:: RECORDS SHOWN

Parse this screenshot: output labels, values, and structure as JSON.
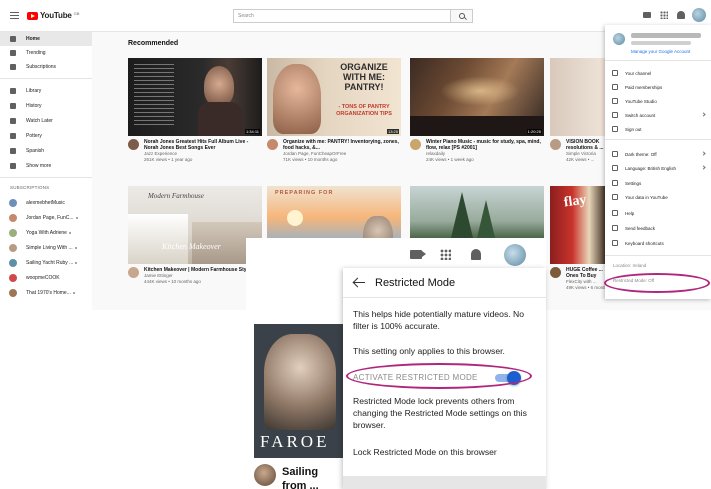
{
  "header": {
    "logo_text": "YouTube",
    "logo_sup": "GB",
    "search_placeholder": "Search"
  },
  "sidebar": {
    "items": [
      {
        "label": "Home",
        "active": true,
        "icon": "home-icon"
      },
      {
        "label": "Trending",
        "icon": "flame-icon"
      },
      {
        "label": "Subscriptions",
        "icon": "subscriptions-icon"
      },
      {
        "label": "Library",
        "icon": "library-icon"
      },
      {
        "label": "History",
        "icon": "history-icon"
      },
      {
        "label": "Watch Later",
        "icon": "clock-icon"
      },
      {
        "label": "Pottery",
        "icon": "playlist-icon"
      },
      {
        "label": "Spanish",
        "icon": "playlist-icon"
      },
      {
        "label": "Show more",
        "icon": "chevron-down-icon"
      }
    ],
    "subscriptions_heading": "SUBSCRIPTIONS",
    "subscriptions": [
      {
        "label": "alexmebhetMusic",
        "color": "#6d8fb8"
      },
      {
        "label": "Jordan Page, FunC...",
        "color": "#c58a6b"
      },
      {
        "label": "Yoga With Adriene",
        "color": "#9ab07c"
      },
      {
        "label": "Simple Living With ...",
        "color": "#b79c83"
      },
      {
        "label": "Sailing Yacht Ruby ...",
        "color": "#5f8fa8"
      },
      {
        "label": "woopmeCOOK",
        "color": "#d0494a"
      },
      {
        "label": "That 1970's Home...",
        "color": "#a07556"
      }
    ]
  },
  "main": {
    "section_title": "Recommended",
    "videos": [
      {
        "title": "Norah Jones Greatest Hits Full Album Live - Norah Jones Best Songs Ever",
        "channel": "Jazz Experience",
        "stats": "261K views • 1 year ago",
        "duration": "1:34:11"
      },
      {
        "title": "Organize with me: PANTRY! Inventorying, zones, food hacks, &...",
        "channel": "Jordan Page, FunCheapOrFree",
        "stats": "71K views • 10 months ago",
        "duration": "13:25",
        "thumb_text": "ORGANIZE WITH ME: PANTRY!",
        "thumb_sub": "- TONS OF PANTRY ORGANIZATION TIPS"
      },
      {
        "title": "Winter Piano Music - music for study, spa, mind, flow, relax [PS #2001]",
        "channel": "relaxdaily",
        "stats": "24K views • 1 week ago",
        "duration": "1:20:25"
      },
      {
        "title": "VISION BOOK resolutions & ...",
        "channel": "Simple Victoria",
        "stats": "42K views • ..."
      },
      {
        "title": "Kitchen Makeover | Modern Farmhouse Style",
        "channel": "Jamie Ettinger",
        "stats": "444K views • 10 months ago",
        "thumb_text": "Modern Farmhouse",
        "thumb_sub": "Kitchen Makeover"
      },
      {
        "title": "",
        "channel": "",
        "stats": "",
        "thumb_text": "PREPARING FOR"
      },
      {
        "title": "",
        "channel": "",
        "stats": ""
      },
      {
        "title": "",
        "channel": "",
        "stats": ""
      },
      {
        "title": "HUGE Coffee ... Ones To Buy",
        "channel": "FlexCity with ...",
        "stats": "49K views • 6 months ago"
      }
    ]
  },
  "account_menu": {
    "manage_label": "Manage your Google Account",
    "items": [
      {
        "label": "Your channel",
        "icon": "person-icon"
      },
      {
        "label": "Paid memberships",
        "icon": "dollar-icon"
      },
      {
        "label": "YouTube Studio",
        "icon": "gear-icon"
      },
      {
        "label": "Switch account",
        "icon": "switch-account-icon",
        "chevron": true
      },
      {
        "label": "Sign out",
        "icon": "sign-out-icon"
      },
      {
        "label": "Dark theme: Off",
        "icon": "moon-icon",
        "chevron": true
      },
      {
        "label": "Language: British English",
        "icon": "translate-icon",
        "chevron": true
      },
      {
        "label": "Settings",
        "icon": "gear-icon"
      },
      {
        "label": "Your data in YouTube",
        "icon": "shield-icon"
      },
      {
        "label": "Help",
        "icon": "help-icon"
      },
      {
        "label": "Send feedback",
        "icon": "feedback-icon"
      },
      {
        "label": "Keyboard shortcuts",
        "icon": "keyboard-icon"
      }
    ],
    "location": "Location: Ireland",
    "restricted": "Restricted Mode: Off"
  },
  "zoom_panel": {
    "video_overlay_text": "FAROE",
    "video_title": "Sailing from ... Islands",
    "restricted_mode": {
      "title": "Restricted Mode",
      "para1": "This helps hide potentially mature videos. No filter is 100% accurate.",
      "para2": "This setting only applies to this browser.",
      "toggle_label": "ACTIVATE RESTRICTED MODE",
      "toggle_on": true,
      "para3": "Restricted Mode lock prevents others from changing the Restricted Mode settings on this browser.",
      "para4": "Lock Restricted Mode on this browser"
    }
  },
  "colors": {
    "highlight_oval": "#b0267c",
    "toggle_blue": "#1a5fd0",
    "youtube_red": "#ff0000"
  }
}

::::
:: RECORDS SHOWN

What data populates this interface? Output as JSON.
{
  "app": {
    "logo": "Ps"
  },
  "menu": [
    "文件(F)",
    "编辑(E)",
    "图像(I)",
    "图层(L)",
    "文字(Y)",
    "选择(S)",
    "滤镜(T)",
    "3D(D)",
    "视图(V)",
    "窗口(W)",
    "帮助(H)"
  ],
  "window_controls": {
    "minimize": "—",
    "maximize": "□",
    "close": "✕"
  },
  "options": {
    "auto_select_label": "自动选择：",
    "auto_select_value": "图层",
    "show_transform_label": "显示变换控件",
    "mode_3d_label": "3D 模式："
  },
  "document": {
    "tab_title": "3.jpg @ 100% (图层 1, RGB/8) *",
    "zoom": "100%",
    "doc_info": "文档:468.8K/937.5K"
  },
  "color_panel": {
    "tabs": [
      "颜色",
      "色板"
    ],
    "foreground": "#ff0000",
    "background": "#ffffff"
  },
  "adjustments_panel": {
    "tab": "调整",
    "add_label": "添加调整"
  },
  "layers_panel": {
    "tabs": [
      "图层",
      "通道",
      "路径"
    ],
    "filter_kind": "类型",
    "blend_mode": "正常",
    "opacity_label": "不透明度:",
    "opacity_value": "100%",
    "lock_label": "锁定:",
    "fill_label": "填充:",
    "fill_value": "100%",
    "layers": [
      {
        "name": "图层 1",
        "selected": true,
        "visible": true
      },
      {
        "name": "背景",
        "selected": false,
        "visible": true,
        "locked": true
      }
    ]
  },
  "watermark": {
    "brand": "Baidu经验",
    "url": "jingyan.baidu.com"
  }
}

::::
:: RECORDS SHOWN

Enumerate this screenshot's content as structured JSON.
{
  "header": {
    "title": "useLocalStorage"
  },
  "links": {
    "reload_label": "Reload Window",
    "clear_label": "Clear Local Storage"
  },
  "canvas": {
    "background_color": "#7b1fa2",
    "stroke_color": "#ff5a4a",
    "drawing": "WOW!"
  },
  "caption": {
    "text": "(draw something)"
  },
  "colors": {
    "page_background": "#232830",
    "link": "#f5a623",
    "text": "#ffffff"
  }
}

::::

TASK DETAILS:
Read the entries and pick out all lines that include the word "from".

RESPONSE FOR THIS EXERCISE:
    "video_title": "Sailing from ... Islands",
      "para3": "Restricted Mode lock prevents others from changing the Restricted Mode settings on this browser.",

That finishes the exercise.